### PROVIDED RECORDS
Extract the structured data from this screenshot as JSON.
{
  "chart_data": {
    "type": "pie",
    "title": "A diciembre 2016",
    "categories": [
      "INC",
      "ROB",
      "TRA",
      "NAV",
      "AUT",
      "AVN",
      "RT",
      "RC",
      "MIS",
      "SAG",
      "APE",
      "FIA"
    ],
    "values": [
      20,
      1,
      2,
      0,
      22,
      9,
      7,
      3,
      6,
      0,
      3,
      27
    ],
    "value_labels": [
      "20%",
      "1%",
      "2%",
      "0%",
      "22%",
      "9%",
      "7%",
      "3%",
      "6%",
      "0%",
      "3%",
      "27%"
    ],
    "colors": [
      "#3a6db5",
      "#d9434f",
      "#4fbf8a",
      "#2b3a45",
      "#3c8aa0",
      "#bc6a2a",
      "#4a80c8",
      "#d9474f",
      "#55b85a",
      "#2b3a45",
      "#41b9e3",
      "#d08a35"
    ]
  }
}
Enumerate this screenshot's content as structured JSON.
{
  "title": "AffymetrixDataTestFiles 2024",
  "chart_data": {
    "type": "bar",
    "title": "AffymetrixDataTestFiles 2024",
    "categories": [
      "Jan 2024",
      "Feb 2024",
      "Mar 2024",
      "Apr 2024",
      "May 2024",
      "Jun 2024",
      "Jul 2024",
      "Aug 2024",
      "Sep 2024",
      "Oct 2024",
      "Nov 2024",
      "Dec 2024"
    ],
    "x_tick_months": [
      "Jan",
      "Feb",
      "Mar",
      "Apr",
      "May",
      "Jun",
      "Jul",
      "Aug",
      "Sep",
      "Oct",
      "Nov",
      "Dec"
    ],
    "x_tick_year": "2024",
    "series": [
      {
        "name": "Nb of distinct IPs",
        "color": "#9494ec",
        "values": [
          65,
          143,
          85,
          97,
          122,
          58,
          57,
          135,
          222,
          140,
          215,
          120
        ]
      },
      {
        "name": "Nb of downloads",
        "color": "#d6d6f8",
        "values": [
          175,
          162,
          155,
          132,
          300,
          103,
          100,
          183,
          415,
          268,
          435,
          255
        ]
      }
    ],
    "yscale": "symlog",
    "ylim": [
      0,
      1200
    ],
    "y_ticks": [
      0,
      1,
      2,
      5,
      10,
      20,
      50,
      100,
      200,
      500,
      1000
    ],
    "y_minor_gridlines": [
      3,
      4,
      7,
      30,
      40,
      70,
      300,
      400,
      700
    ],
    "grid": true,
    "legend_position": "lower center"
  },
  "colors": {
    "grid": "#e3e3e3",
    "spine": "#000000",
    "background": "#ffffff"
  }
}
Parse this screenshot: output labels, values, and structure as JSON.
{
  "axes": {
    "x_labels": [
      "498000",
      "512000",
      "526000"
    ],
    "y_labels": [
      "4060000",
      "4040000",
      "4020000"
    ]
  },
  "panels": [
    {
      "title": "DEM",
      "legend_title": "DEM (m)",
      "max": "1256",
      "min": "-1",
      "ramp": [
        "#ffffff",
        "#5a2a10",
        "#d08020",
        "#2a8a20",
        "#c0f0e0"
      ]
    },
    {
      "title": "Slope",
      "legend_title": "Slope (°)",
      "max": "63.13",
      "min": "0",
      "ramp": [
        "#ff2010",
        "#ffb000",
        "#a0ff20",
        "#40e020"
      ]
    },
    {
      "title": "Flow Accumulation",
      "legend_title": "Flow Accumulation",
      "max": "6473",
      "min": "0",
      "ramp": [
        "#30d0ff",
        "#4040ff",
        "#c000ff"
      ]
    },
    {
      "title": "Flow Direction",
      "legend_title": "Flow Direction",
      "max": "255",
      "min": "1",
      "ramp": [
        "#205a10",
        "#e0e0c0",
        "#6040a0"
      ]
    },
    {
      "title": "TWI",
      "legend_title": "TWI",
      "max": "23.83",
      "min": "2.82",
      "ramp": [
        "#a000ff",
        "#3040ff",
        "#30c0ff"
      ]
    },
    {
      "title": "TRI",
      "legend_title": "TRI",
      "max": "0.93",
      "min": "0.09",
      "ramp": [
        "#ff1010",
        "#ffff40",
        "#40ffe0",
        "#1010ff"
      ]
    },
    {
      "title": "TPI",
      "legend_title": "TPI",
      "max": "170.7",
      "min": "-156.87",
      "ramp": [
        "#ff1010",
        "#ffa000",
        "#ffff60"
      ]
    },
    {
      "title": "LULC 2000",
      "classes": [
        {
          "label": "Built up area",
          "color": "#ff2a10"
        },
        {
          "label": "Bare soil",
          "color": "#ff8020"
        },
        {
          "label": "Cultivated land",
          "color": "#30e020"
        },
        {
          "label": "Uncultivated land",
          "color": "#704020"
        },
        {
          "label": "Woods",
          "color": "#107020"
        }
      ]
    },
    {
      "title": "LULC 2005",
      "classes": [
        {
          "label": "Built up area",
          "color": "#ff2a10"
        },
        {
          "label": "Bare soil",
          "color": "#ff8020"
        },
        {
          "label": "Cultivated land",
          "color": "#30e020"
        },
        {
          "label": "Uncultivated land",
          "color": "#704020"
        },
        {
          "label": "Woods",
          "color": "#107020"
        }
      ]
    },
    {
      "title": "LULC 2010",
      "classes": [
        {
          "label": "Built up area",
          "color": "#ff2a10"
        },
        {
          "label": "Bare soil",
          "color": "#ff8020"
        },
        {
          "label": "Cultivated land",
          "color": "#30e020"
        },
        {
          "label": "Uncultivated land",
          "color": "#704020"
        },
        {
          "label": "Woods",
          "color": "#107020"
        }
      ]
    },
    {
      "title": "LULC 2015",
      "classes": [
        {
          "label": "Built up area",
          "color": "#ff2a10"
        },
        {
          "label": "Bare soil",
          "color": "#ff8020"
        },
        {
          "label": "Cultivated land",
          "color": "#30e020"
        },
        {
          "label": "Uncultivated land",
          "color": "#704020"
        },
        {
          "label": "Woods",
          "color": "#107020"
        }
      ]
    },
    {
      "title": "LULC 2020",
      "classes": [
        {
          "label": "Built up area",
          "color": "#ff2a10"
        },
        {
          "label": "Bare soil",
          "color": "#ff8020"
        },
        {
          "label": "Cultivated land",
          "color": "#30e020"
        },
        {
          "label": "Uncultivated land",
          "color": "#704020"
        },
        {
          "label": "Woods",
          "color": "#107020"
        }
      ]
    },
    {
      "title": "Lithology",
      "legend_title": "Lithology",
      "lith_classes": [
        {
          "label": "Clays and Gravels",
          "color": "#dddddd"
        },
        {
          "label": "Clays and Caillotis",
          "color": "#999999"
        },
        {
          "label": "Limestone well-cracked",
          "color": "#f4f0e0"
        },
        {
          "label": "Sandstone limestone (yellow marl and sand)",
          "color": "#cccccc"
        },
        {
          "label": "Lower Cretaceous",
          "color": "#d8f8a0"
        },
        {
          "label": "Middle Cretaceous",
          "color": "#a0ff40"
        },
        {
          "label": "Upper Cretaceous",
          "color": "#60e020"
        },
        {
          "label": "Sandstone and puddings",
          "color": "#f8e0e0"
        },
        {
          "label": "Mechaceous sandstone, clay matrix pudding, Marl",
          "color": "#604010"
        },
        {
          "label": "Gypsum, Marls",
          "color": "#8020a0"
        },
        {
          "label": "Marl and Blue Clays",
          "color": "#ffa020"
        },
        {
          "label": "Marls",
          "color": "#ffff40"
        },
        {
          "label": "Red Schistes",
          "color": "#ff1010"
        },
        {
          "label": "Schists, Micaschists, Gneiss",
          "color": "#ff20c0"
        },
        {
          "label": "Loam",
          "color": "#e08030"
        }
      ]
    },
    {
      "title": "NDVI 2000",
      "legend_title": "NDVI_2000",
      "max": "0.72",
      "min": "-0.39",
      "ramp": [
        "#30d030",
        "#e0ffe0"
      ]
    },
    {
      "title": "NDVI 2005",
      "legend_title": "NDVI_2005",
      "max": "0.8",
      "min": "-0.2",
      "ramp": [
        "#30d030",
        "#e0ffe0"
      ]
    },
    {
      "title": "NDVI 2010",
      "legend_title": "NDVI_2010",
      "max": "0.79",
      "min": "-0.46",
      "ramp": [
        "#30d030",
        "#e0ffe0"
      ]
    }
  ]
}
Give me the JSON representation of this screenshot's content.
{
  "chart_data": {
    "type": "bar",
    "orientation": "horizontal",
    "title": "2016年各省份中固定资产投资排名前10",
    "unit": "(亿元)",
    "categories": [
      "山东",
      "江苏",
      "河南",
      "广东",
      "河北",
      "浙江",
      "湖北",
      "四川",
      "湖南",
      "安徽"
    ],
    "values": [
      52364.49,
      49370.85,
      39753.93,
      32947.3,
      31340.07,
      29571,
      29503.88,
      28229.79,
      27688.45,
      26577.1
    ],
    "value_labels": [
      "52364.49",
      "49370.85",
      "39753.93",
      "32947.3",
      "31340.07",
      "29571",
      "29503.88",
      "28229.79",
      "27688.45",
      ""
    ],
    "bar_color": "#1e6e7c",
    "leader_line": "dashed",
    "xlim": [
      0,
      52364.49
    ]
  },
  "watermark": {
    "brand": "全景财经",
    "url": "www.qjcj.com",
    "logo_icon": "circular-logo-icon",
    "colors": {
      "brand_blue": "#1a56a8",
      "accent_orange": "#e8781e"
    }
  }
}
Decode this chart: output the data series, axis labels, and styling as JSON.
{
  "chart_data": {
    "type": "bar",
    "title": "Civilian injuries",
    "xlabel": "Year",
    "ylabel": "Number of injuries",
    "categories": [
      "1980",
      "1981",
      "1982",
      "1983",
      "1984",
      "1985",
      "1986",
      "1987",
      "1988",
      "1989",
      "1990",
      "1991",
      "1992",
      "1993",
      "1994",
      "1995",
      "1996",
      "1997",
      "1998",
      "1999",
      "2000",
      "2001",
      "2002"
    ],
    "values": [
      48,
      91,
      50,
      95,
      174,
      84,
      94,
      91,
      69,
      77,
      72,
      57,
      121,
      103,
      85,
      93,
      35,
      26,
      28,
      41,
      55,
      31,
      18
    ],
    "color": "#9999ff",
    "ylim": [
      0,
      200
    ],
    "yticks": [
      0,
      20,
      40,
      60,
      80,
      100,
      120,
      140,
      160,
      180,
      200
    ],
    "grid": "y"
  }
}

### WHAT THE EXERCISE ASKS
Extract each line from the entries above that contains the string "AffymetrixDataTestFiles".

### SOLUTION TO THE PROBLEM
  "title": "AffymetrixDataTestFiles 2024",
    "title": "AffymetrixDataTestFiles 2024",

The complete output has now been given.